Data extracted from a collection
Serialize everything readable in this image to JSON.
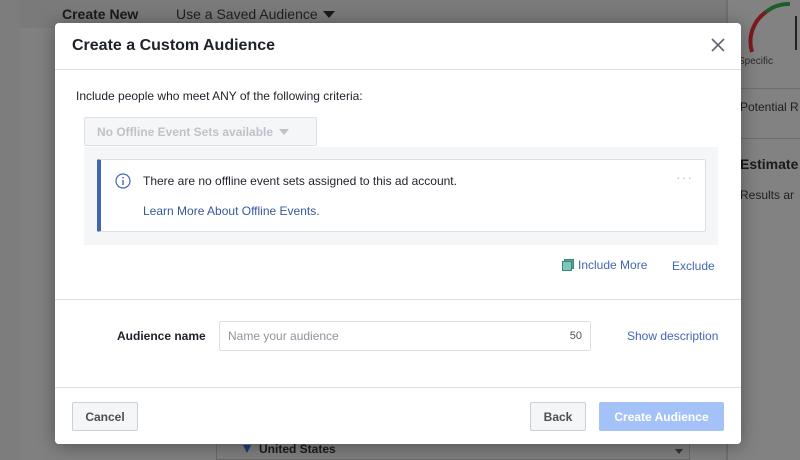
{
  "background": {
    "tabs": {
      "create_new": "Create New",
      "saved_audience": "Use a Saved Audience"
    },
    "side_panel": {
      "gauge_label": "Specific",
      "potential_reach": "Potential R",
      "estimate_title": "Estimate",
      "results_text": "Results ar"
    },
    "location_value": "United States"
  },
  "modal": {
    "title": "Create a Custom Audience",
    "criteria_text": "Include people who meet ANY of the following criteria:",
    "offline_select": {
      "label": "No Offline Event Sets available",
      "disabled": true
    },
    "notice": {
      "message": "There are no offline event sets assigned to this ad account.",
      "link": "Learn More About Offline Events.",
      "more_icon": "ellipsis-icon",
      "info_icon": "info-icon"
    },
    "include_more": "Include More",
    "exclude": "Exclude",
    "audience_name": {
      "label": "Audience name",
      "placeholder": "Name your audience",
      "value": "",
      "remaining_chars": "50"
    },
    "show_description": "Show description",
    "footer": {
      "cancel": "Cancel",
      "back": "Back",
      "create": "Create Audience"
    }
  },
  "colors": {
    "accent_blue": "#4267b2",
    "link_blue": "#365899",
    "disabled_primary": "#a4c2f7",
    "notice_border": "#4267b2",
    "gauge_red": "#c2262d",
    "gauge_green": "#2e8b3d"
  }
}
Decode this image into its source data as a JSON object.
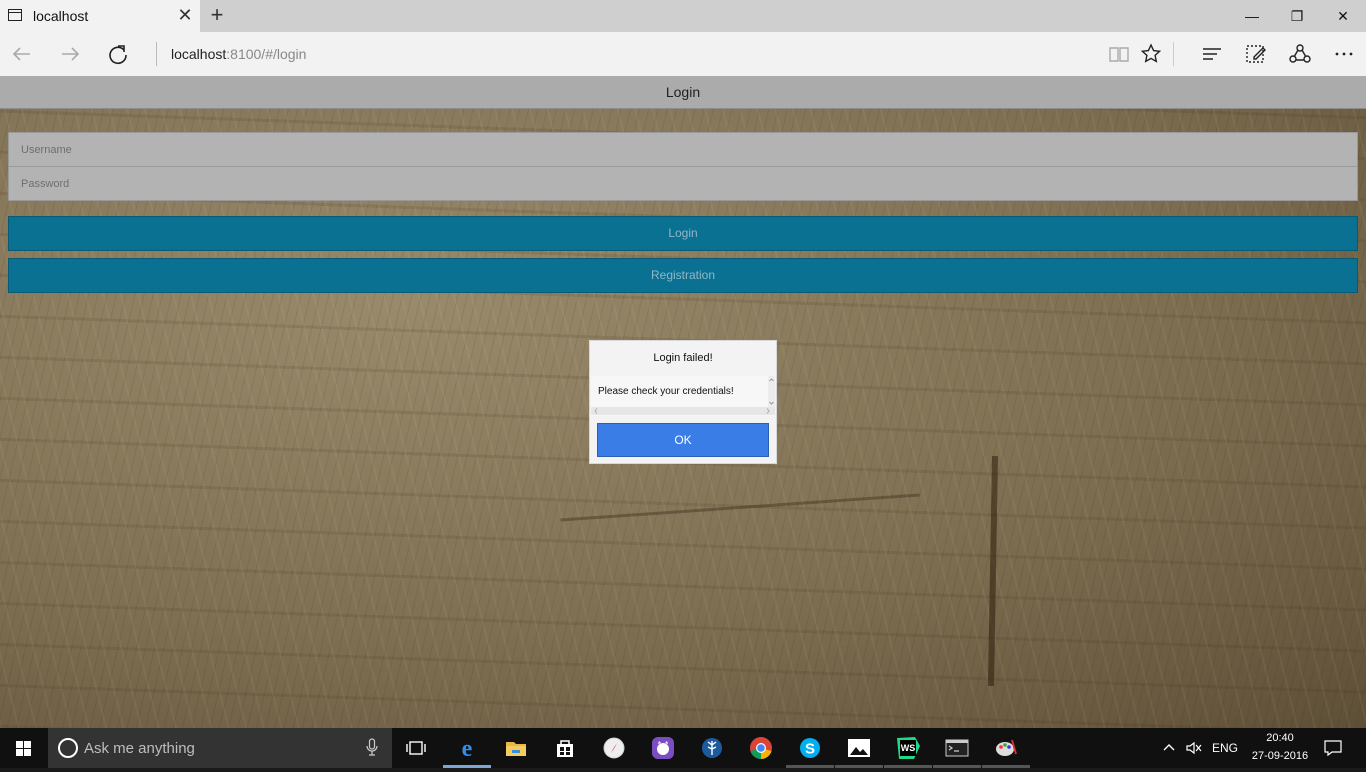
{
  "browser": {
    "tab_title": "localhost",
    "tab_close": "✕",
    "new_tab": "+",
    "address_host": "localhost",
    "address_rest": ":8100/#/login",
    "window_controls": {
      "minimize": "—",
      "restore": "❐",
      "close": "✕"
    }
  },
  "app": {
    "header_title": "Login",
    "username_placeholder": "Username",
    "password_placeholder": "Password",
    "login_button": "Login",
    "registration_button": "Registration"
  },
  "dialog": {
    "title": "Login failed!",
    "message": "Please check your credentials!",
    "ok_label": "OK"
  },
  "taskbar": {
    "search_placeholder": "Ask me anything",
    "language": "ENG",
    "time": "20:40",
    "date": "27-09-2016",
    "icons": [
      "task-view-icon",
      "edge-icon",
      "file-explorer-icon",
      "store-icon",
      "safari-icon",
      "github-desktop-icon",
      "sourcetree-icon",
      "chrome-icon",
      "skype-icon",
      "photos-icon",
      "webstorm-icon",
      "cmd-icon",
      "paint-icon"
    ]
  },
  "colors": {
    "primary_button": "#0b7192",
    "ok_button": "#3b7de6",
    "header_bar": "#ababab"
  }
}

• **Exercise**
List the lines that contain the word "Create".

• **Solution below**
      "create_new": "Create New",
    "title": "Create a Custom Audience",
      "create": "Create Audience"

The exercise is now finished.